**Material to process:**
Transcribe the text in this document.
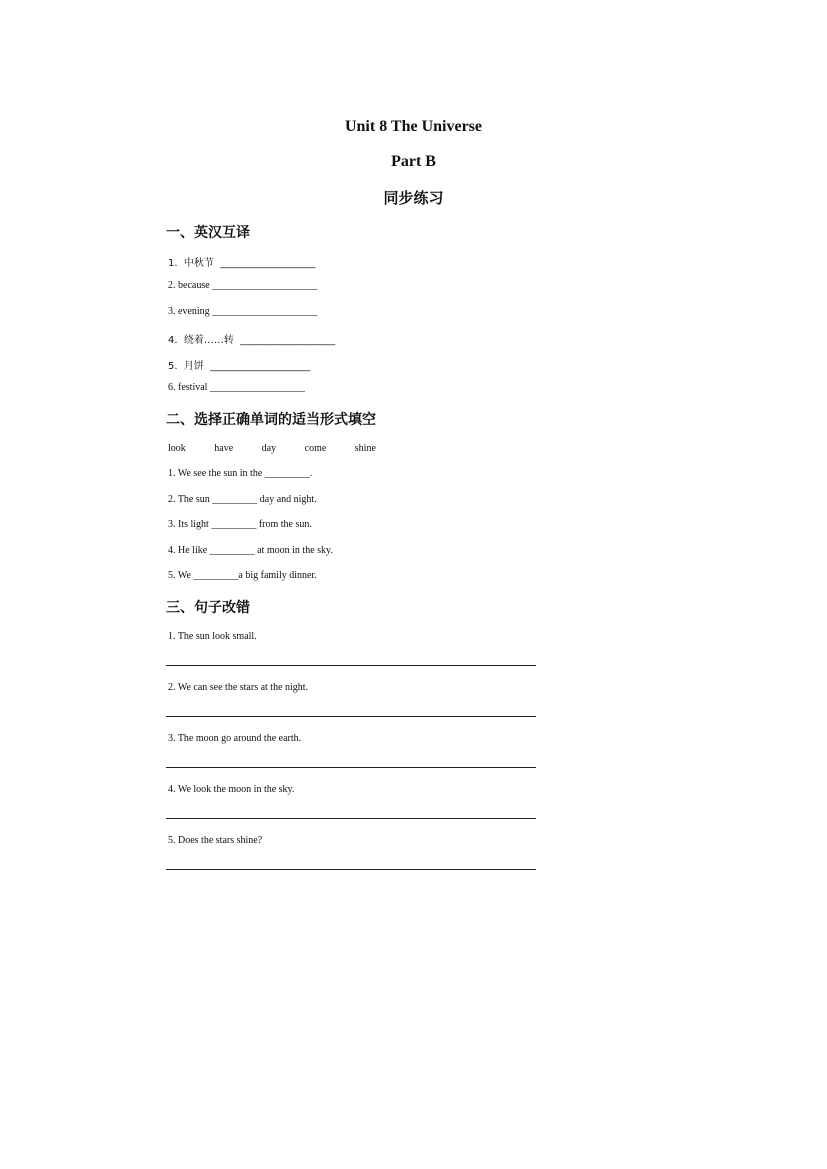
Unit 8 The Universe
Part B
同步练习
一、英汉互译
1.  中秋节  ___________________
2. because _____________________
3. evening _____________________
4.  绕着……转  ___________________
5.  月饼  ____________________
6. festival ___________________
二、选择正确单词的适当形式填空
look	have	day	come	shine
1. We see the sun in the _________.
2. The sun _________ day and night.
3. Its light _________ from the sun.
4. He like _________ at moon in the sky.
5. We _________a big family dinner.
三、句子改错
1. The sun look small.
2. We can see the stars at the night.
3. The moon go around the earth.
4. We look the moon in the sky.
5. Does the stars shine?
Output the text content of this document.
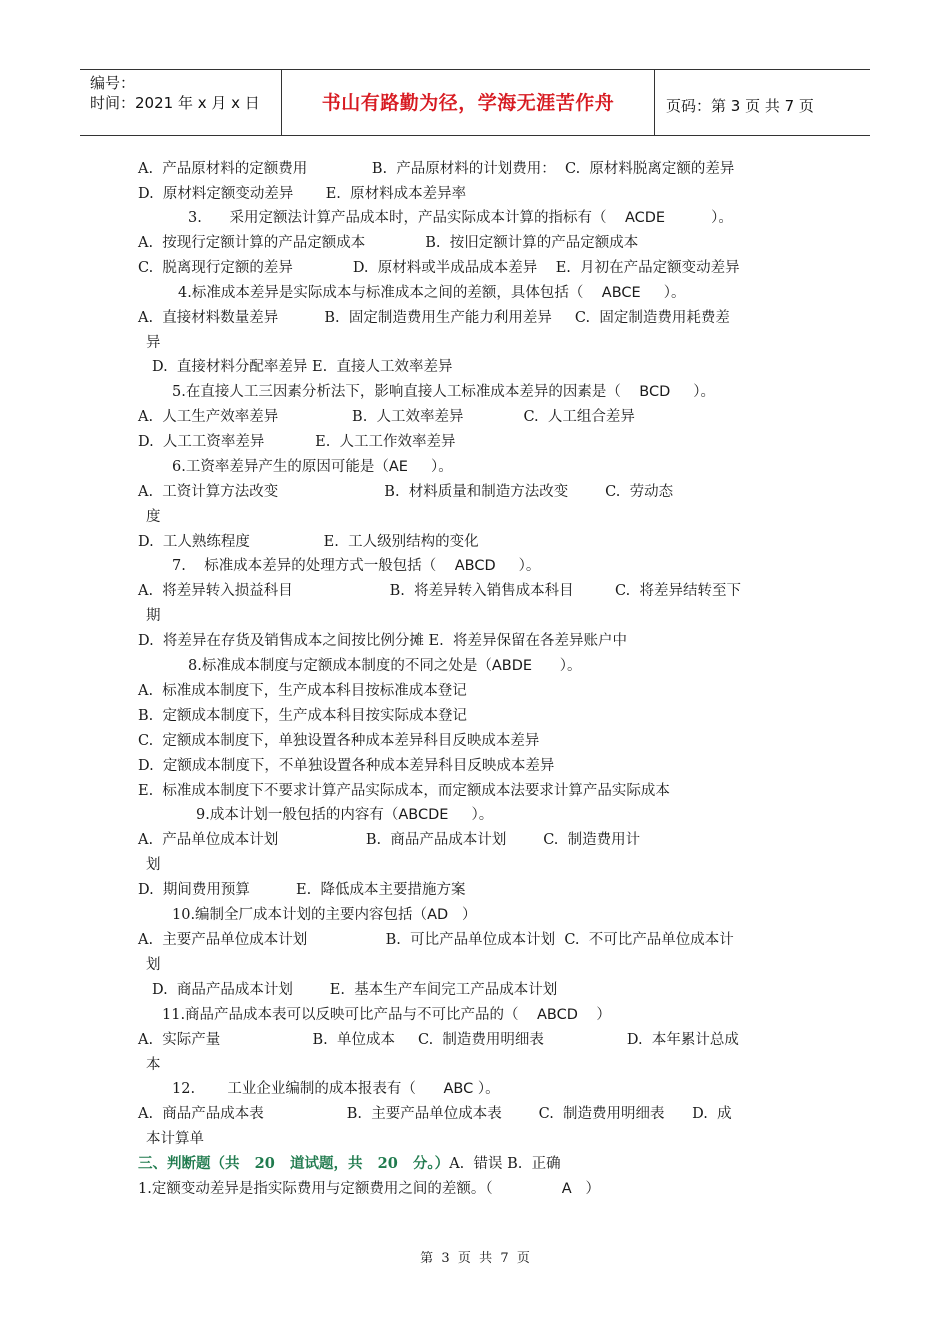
编号：
时间：2021 年 x 月 x 日	书山有路勤为径，学海无涯苦作舟	页码：第 3 页 共 7 页
A.  产品原材料的定额费用              B.  产品原材料的计划费用：  C.  原材料脱离定额的差异
D.  原材料定额变动差异       E.  原材料成本差异率
3.      采用定额法计算产品成本时，产品实际成本计算的指标有（    ACDE          ）。
A.  按现行定额计算的产品定额成本             B.  按旧定额计算的产品定额成本
C.  脱离现行定额的差异             D.  原材料或半成品成本差异    E.  月初在产品定额变动差异
4.标准成本差异是实际成本与标准成本之间的差额，具体包括（    ABCE     ）。
A.  直接材料数量差异          B.  固定制造费用生产能力利用差异     C.  固定制造费用耗费差
异
D.  直接材料分配率差异 E.  直接人工效率差异
5.在直接人工三因素分析法下，影响直接人工标准成本差异的因素是（    BCD     ）。
A.  人工生产效率差异                B.  人工效率差异             C.  人工组合差异
D.  人工工资率差异           E.  人工工作效率差异
6.工资率差异产生的原因可能是（AE     ）。
A.  工资计算方法改变                       B.  材料质量和制造方法改变        C.  劳动态
度
D.  工人熟练程度                E.  工人级别结构的变化
7.    标准成本差异的处理方式一般包括（    ABCD     ）。
A.  将差异转入损益科目                     B.  将差异转入销售成本科目         C.  将差异结转至下
期
D.  将差异在存货及销售成本之间按比例分摊 E.  将差异保留在各差异账户中
8.标准成本制度与定额成本制度的不同之处是（ABDE      ）。
A.  标准成本制度下，生产成本科目按标准成本登记
B.  定额成本制度下，生产成本科目按实际成本登记
C.  定额成本制度下，单独设置各种成本差异科目反映成本差异
D.  定额成本制度下，不单独设置各种成本差异科目反映成本差异
E.  标准成本制度下不要求计算产品实际成本，而定额成本法要求计算产品实际成本
9.成本计划一般包括的内容有（ABCDE     ）。
A.  产品单位成本计划                   B.  商品产品成本计划        C.  制造费用计
划
D.  期间费用预算          E.  降低成本主要措施方案
10.编制全厂成本计划的主要内容包括（AD   ）
A.  主要产品单位成本计划                 B.  可比产品单位成本计划  C.  不可比产品单位成本计
划
D.  商品产品成本计划        E.  基本生产车间完工产品成本计划
11.商品产品成本表可以反映可比产品与不可比产品的（    ABCD    ）
A.  实际产量                    B.  单位成本     C.  制造费用明细表                  D.  本年累计总成
本
12.       工业企业编制的成本报表有（      ABC ）。
A.  商品产品成本表                  B.  主要产品单位成本表        C.  制造费用明细表      D.  成
本计算单
三、判断题（共   20   道试题，共   20   分。）A.  错误 B.  正确
1.定额变动差异是指实际费用与定额费用之间的差额。（               A   ）
第  3  页  共  7  页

**Task brief:** In your copy of the records, include no pictures; repeat everything else exactly.

**The response:**
Transcribe the text in this document.
Unit 8 The Universe
Part B
同步练习
一、英汉互译
1.  中秋节  ___________________
2. because _____________________
3. evening _____________________
4.  绕着……转  ___________________
5.  月饼  ____________________
6. festival ___________________
二、选择正确单词的适当形式填空
look	have	day	come	shine
1. We see the sun in the _________.
2. The sun _________ day and night.
3. Its light _________ from the sun.
4. He like _________ at moon in the sky.
5. We _________a big family dinner.
三、句子改错
1. The sun look small.
2. We can see the stars at the night.
3. The moon go around the earth.
4. We look the moon in the sky.
5. Does the stars shine?
Output the text content of this document.
编号：
时间：2021 年 x 月 x 日	书山有路勤为径，学海无涯苦作舟	页码：第 3 页 共 7 页
A.  产品原材料的定额费用              B.  产品原材料的计划费用：  C.  原材料脱离定额的差异
D.  原材料定额变动差异       E.  原材料成本差异率
3.      采用定额法计算产品成本时，产品实际成本计算的指标有（    ACDE          ）。
A.  按现行定额计算的产品定额成本             B.  按旧定额计算的产品定额成本
C.  脱离现行定额的差异             D.  原材料或半成品成本差异    E.  月初在产品定额变动差异
4.标准成本差异是实际成本与标准成本之间的差额，具体包括（    ABCE     ）。
A.  直接材料数量差异          B.  固定制造费用生产能力利用差异     C.  固定制造费用耗费差
异
D.  直接材料分配率差异 E.  直接人工效率差异
5.在直接人工三因素分析法下，影响直接人工标准成本差异的因素是（    BCD     ）。
A.  人工生产效率差异                B.  人工效率差异             C.  人工组合差异
D.  人工工资率差异           E.  人工工作效率差异
6.工资率差异产生的原因可能是（AE     ）。
A.  工资计算方法改变                       B.  材料质量和制造方法改变        C.  劳动态
度
D.  工人熟练程度                E.  工人级别结构的变化
7.    标准成本差异的处理方式一般包括（    ABCD     ）。
A.  将差异转入损益科目                     B.  将差异转入销售成本科目         C.  将差异结转至下
期
D.  将差异在存货及销售成本之间按比例分摊 E.  将差异保留在各差异账户中
8.标准成本制度与定额成本制度的不同之处是（ABDE      ）。
A.  标准成本制度下，生产成本科目按标准成本登记
B.  定额成本制度下，生产成本科目按实际成本登记
C.  定额成本制度下，单独设置各种成本差异科目反映成本差异
D.  定额成本制度下，不单独设置各种成本差异科目反映成本差异
E.  标准成本制度下不要求计算产品实际成本，而定额成本法要求计算产品实际成本
9.成本计划一般包括的内容有（ABCDE     ）。
A.  产品单位成本计划                   B.  商品产品成本计划        C.  制造费用计
划
D.  期间费用预算          E.  降低成本主要措施方案
10.编制全厂成本计划的主要内容包括（AD   ）
A.  主要产品单位成本计划                 B.  可比产品单位成本计划  C.  不可比产品单位成本计
划
D.  商品产品成本计划        E.  基本生产车间完工产品成本计划
11.商品产品成本表可以反映可比产品与不可比产品的（    ABCD    ）
A.  实际产量                    B.  单位成本     C.  制造费用明细表                  D.  本年累计总成
本
12.       工业企业编制的成本报表有（      ABC ）。
A.  商品产品成本表                  B.  主要产品单位成本表        C.  制造费用明细表      D.  成
本计算单
三、判断题（共   20   道试题，共   20   分。）A.  错误 B.  正确
1.定额变动差异是指实际费用与定额费用之间的差额。（               A   ）
第  3  页  共  7  页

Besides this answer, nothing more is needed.